** EXERCISE DIRECTIONS **
Pull out every line of the listing below where "Meth" appears.

** RECORDS SHOWN **
::::::::
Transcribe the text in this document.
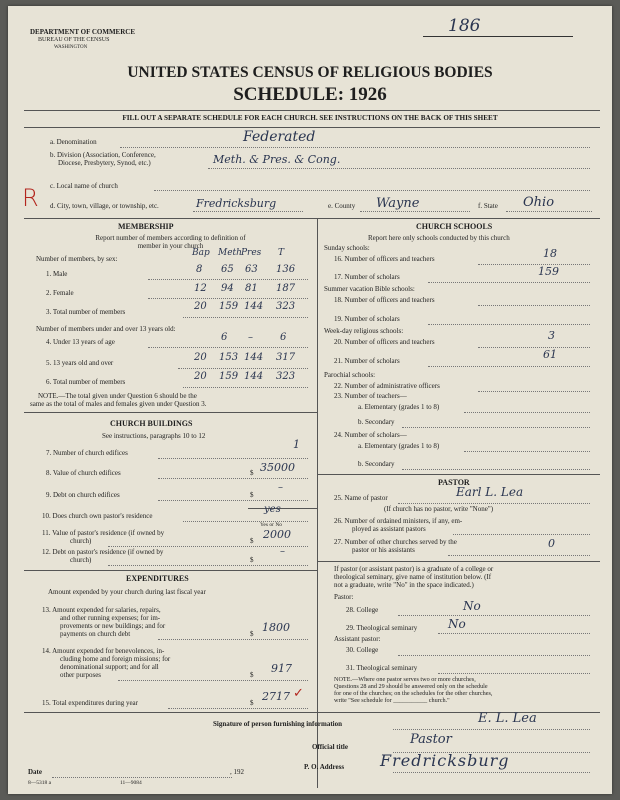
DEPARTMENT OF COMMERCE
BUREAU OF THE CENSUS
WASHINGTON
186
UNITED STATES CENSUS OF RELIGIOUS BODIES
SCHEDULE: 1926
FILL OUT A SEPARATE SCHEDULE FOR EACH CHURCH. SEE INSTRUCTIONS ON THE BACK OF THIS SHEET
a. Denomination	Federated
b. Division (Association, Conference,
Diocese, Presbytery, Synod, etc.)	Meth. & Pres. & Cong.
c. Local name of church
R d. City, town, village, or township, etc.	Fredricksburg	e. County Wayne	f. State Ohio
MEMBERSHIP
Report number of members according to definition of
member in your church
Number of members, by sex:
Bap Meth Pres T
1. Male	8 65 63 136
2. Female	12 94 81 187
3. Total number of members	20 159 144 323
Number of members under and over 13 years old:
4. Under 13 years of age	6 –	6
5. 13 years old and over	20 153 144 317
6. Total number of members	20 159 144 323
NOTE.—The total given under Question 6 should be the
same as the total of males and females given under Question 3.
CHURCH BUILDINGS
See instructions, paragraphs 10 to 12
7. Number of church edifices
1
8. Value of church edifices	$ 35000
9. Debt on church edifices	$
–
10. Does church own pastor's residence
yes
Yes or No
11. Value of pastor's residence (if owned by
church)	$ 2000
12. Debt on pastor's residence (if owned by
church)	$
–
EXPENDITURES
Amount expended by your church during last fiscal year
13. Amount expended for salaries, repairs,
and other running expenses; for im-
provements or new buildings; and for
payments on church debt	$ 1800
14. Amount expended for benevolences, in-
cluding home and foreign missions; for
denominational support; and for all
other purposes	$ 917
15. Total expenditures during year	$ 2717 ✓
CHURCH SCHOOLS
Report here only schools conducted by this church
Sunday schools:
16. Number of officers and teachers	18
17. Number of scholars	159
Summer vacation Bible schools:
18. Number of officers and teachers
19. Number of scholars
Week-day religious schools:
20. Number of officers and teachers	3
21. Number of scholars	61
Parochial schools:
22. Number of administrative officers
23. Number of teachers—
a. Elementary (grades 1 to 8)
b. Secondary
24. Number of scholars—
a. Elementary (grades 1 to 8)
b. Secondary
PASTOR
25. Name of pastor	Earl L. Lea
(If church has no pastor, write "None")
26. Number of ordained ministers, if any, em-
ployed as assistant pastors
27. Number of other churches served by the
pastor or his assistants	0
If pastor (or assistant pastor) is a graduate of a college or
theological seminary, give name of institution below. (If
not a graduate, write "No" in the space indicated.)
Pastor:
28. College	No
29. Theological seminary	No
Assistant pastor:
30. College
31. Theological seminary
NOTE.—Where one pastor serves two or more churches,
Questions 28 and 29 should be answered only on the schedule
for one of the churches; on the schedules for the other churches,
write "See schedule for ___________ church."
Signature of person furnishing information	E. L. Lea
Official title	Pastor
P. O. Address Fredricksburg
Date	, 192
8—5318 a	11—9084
::::::::
** ANSWER **
Diocese, Presbytery, Synod, etc.)	Meth. & Pres. & Cong.
Bap Meth Pres T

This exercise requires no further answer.